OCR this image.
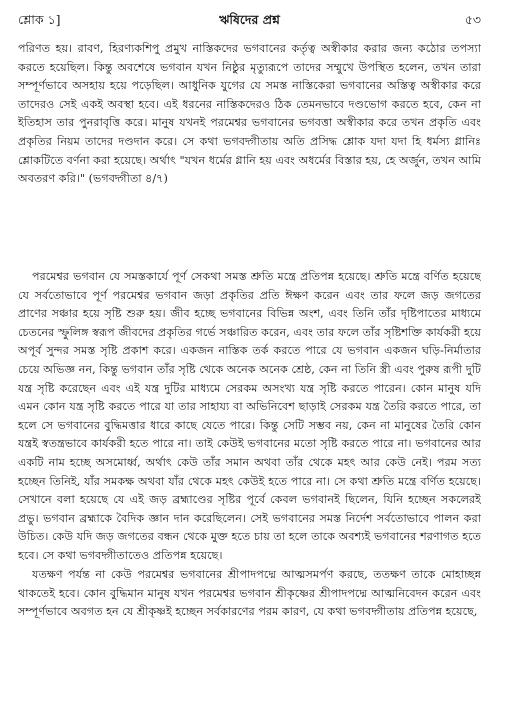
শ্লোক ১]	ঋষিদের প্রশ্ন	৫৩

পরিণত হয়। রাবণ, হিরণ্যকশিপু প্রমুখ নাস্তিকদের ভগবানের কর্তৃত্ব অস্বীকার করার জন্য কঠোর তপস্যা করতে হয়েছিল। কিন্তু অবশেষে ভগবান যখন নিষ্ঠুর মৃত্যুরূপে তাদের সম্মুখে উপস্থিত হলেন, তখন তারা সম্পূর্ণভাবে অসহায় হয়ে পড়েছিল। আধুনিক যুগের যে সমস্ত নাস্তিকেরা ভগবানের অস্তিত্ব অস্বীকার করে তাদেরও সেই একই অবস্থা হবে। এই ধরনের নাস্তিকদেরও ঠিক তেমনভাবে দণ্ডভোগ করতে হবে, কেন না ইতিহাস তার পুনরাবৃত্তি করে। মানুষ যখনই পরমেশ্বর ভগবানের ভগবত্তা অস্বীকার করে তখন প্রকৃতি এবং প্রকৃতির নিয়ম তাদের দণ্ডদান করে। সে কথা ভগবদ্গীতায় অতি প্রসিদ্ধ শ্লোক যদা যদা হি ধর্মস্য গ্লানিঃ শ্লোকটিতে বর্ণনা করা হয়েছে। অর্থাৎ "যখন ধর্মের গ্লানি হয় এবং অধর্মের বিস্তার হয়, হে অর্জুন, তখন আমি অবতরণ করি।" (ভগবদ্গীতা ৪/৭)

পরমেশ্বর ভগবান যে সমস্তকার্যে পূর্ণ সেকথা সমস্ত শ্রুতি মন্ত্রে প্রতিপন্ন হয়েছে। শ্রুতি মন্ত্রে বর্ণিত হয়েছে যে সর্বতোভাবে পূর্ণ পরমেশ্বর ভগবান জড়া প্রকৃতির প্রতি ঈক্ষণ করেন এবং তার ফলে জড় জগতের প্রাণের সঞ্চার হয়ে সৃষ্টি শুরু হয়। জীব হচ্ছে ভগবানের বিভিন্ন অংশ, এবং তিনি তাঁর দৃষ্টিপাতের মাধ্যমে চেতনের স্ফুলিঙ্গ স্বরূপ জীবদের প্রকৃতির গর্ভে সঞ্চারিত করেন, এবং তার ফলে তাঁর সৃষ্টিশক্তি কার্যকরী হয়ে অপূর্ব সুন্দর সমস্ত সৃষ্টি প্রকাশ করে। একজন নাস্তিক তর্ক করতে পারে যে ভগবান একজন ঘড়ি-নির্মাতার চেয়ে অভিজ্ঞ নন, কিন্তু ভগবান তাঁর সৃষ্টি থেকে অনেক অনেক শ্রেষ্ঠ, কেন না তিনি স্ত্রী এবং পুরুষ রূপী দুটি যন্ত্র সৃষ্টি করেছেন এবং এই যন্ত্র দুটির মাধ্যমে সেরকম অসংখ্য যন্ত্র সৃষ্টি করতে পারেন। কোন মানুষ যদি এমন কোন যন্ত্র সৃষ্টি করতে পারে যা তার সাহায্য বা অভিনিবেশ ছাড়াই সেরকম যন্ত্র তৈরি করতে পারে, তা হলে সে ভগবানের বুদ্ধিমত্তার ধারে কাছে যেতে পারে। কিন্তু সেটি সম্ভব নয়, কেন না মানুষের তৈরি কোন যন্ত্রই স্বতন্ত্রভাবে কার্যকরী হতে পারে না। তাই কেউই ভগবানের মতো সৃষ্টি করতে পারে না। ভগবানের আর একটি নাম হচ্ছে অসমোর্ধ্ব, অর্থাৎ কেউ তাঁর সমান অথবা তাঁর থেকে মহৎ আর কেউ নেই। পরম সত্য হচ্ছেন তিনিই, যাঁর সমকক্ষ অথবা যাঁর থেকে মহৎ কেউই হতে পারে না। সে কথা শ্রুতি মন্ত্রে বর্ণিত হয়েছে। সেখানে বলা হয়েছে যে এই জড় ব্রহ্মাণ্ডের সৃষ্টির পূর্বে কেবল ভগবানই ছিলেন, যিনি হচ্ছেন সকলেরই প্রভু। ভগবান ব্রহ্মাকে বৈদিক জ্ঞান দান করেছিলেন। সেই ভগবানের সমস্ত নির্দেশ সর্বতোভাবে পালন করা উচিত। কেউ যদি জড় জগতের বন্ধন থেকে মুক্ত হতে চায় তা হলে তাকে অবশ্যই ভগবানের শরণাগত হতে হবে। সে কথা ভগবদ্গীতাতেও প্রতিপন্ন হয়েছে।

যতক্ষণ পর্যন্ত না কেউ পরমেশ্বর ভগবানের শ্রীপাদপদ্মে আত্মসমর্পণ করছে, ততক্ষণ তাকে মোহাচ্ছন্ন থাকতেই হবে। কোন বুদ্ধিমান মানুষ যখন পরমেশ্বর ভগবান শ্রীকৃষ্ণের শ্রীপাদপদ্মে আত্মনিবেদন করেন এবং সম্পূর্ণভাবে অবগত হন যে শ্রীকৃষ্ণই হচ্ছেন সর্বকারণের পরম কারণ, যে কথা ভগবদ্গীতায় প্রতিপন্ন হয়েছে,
★ ★ ★
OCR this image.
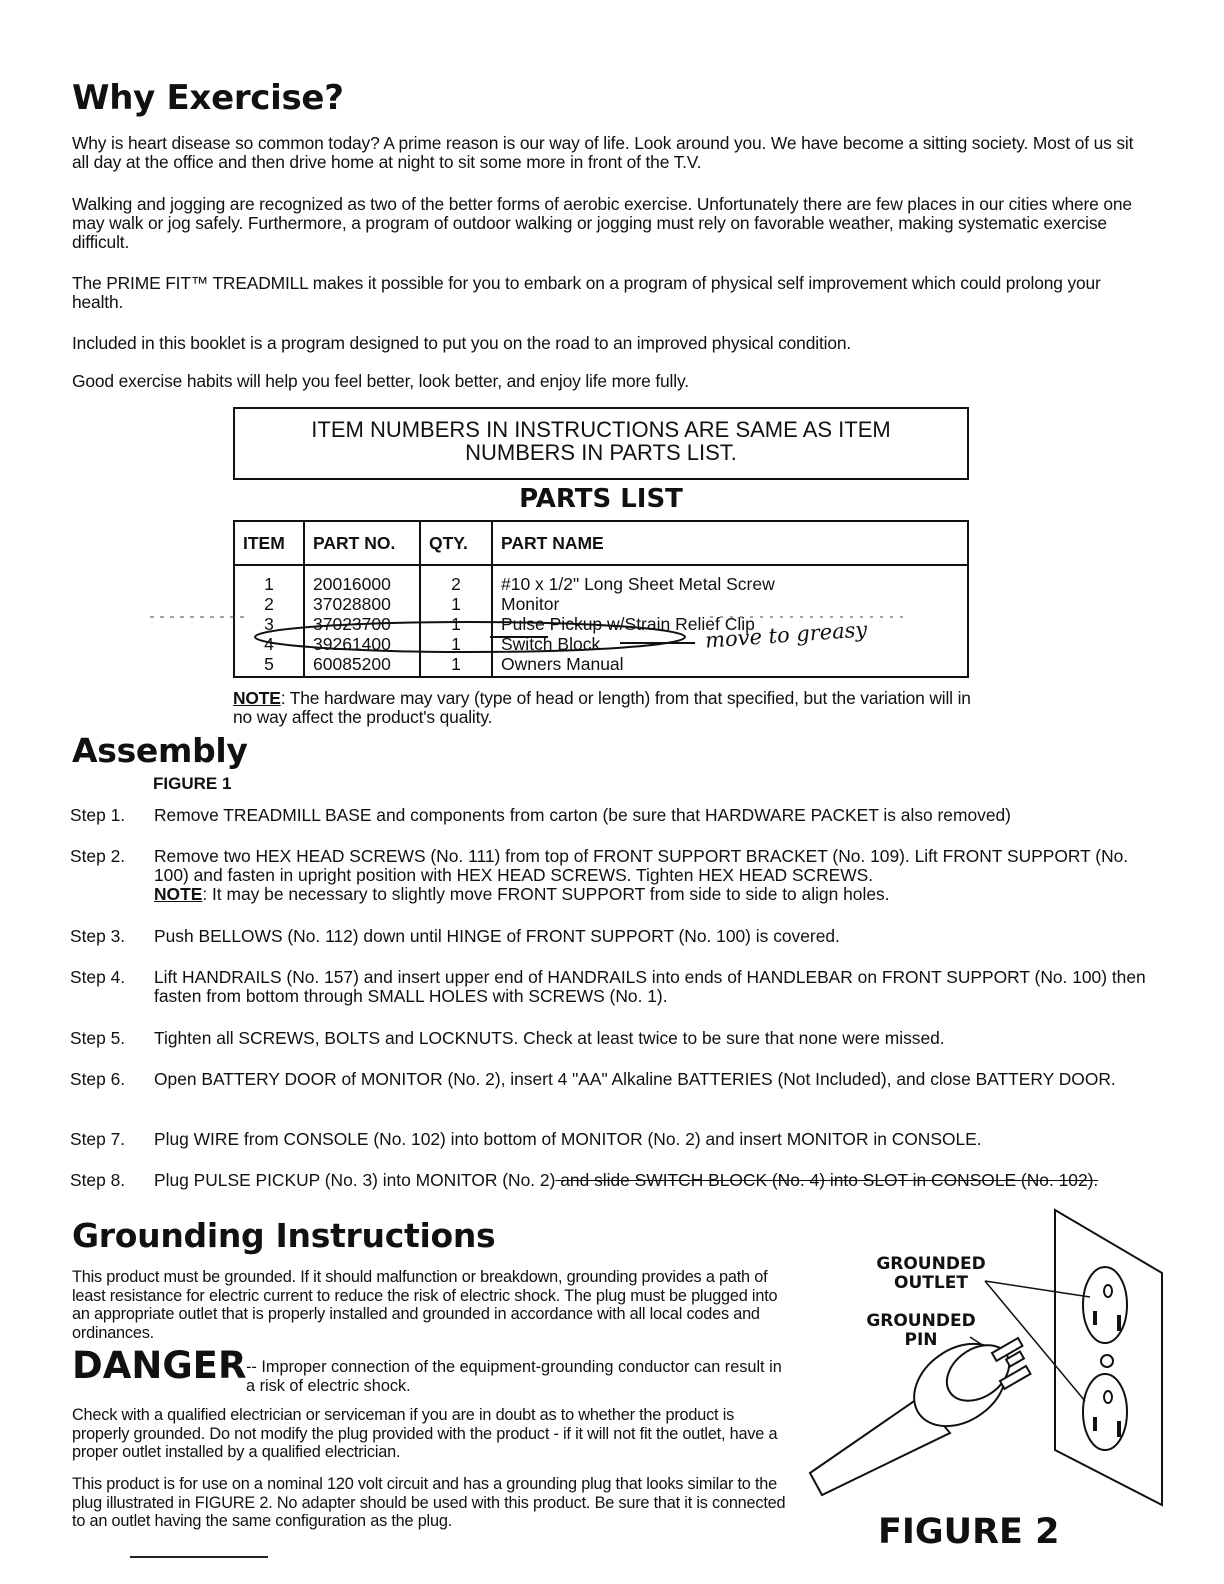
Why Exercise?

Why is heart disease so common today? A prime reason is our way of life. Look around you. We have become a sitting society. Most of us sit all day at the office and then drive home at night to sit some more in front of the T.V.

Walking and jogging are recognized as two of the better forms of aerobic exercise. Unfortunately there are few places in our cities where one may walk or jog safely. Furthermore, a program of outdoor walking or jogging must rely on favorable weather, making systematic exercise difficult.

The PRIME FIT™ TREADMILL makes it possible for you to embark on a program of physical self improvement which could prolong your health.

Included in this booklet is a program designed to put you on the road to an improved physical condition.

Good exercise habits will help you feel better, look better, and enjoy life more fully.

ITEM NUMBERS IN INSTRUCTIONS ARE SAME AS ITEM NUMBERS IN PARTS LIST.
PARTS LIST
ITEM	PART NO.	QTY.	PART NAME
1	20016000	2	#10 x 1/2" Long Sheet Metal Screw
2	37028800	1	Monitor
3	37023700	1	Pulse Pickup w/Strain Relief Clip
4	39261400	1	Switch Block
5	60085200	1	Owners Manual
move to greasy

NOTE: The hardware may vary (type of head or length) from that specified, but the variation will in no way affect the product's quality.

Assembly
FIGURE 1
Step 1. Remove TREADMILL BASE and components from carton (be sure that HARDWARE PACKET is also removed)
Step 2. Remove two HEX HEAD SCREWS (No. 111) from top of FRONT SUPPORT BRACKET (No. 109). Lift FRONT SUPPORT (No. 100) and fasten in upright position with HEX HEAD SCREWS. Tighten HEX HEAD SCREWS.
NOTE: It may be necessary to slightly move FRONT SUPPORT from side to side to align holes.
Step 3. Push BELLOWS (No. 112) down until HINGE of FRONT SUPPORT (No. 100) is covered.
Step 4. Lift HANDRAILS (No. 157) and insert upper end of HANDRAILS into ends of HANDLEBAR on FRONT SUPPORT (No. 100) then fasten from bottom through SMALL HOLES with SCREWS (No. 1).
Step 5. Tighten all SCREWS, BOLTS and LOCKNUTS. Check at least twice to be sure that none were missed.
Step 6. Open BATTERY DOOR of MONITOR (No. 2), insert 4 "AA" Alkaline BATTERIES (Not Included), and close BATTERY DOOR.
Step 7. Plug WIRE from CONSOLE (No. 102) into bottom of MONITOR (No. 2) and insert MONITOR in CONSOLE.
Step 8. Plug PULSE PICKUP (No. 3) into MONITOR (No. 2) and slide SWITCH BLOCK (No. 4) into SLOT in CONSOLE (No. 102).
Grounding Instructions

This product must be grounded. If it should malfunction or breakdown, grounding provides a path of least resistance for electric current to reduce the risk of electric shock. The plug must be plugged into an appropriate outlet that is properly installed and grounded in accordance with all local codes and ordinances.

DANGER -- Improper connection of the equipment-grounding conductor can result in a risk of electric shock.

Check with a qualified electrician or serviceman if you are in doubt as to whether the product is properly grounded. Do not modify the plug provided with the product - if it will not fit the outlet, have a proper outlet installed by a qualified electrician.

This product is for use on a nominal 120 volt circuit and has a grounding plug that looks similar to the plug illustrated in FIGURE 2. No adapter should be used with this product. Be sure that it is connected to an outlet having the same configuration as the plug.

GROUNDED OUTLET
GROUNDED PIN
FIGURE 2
★ ★ ★
*To be done*. Working from the listing above, pick out every line that has "CONSOLE" and copy it.

*Output*.
Step 7. Plug WIRE from CONSOLE (No. 102) into bottom of MONITOR (No. 2) and insert MONITOR in CONSOLE.
Step 8. Plug PULSE PICKUP (No. 3) into MONITOR (No. 2) and slide SWITCH BLOCK (No. 4) into SLOT in CONSOLE (No. 102).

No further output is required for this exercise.